Excerpt provided –
Turkey’s Council of Forensic Medicine (ATK) has issued a report that finds Makbule Özer, an 81-year-old Kurdish woman with serious disabilities and health problems, fit to serve her prison sentence, the Stockholm Center for Freedom reported.
Family members are expected to take Özer to a prison facility on Monday, the report said.
Özer is suffering from asthma and shortness of breath. She has limited eyesight and mobility in her knees, ankles and wrists. Her disabilities have been documented in a medical report issued by a local hospital.
Convicted of aiding and abetting a terrorist organization, Özer was arrested in the eastern province of Van in May 2022 and sentenced to two years, one month in prison. In September 2022, the execution of her sentence was postponed for one year at the urging of the ATK.
Since the 1980s, Turkey’s predominantly Kurdish southeastern and eastern regions have been the scene of an armed conflict between the security forces and the Kurdistan Workers’ Party (PKK), a militant group designated as a terrorist organization by Turkey and much of the international community.

Study material –
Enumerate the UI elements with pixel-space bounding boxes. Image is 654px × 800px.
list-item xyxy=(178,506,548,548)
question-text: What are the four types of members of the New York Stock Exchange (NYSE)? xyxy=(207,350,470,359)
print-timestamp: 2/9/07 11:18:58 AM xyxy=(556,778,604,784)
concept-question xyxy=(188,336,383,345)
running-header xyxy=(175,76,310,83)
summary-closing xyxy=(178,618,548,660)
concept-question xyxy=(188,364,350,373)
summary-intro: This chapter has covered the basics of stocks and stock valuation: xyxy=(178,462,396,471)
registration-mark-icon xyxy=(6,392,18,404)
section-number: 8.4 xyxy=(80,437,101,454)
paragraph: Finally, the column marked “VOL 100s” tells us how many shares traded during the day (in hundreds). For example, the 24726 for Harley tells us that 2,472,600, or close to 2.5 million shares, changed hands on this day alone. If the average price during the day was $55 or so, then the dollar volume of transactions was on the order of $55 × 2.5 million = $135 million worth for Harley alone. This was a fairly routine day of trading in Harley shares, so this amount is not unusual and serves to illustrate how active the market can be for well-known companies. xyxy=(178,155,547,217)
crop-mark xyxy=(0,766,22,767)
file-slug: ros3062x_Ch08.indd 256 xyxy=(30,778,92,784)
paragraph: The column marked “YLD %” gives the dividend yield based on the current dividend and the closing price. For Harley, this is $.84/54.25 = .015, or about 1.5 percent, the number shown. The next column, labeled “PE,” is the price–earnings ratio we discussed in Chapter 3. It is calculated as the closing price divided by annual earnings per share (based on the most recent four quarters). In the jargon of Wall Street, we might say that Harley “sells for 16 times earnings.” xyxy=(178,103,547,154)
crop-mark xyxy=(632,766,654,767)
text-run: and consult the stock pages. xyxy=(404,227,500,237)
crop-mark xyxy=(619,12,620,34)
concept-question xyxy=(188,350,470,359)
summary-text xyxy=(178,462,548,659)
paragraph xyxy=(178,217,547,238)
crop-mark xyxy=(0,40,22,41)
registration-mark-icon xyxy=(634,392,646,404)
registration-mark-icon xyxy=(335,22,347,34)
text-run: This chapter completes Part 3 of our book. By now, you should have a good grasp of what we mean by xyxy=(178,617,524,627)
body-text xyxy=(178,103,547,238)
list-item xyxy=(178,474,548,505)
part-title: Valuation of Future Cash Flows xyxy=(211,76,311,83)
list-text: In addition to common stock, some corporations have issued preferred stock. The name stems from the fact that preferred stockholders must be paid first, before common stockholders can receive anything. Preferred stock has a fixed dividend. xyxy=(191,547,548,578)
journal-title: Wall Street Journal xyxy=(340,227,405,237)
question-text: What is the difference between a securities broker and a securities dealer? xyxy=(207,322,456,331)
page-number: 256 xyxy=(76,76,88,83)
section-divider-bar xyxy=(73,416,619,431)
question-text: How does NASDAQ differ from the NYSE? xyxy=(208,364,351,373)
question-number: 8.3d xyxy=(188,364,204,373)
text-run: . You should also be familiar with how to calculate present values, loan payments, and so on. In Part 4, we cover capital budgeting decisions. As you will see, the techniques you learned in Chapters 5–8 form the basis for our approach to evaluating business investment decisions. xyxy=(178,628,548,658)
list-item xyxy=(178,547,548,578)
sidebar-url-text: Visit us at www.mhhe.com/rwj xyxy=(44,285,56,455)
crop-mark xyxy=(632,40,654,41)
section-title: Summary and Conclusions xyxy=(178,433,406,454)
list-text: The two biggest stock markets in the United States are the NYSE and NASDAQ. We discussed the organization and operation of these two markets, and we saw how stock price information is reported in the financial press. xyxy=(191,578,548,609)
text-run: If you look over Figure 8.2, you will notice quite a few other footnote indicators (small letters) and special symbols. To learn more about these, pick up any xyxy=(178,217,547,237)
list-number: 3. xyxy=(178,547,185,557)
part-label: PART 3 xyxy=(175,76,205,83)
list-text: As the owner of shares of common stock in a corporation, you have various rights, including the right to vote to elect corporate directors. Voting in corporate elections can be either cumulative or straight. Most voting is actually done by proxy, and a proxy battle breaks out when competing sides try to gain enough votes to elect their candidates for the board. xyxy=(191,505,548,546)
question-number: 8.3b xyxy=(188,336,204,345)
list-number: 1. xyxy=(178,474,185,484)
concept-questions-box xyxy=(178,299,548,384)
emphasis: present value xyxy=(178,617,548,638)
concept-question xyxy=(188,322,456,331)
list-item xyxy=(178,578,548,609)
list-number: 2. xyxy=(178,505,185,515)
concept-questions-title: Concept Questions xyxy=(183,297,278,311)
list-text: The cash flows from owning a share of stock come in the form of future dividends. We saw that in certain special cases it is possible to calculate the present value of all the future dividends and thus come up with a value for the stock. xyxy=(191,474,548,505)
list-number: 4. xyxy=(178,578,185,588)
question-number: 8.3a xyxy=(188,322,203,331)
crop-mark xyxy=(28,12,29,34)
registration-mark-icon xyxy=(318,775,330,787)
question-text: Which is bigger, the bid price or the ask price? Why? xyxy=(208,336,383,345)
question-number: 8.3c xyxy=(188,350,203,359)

Tasks to complete –
(1) According to the news report on Makbule Özer, why was the execution of her sentence postponed in September 2022? Answer in one to three sentences.
(2) Say whether each statement agrees with the news report on Makbule Özer. Answer yes or no, and quote the deciding words from the report.
(a) Özer was arrested in Van in May 2022.
(b) The Council of Forensic Medicine found Özer unfit to serve her sentence.
(c) Özer was sentenced to three years in prison.
(3) Write a continuation of the news report on Makbule Özer, starting after its last sentence.

Numbered responses –
(1) The execution of her sentence was postponed for one year at the urging of the ATK, Turkey's Council of Forensic Medicine.

(2)
(a) Yes: "Özer was arrested in the eastern province of Van in May 2022"
(b) No: "finds Makbule Özer, an 81-year-old Kurdish woman with serious disabilities and health problems, fit to serve her prison sentence"
(c) No: "sentenced to two years, one month in prison"

(3)
In addition to claiming the lives of tens of thousands of people, the conflict has had serious implications for the human rights situation in the affected areas where security forces and the authorities were often criticized over widespread abuses.
The country’s anti-terror legislation is also widely criticized for being overly broad, allowing too much room for interpretation.
In recent years the ATK, the agency consulted for its medical expertise in the cases of sick prisoners, has been accused of complicity in the continued detention of sick prisoners, with its questionable reports that found ailing inmates fit to remain behind bars. Prominent Turkish human rights advocates have accused the institution of having lost all independence from the government.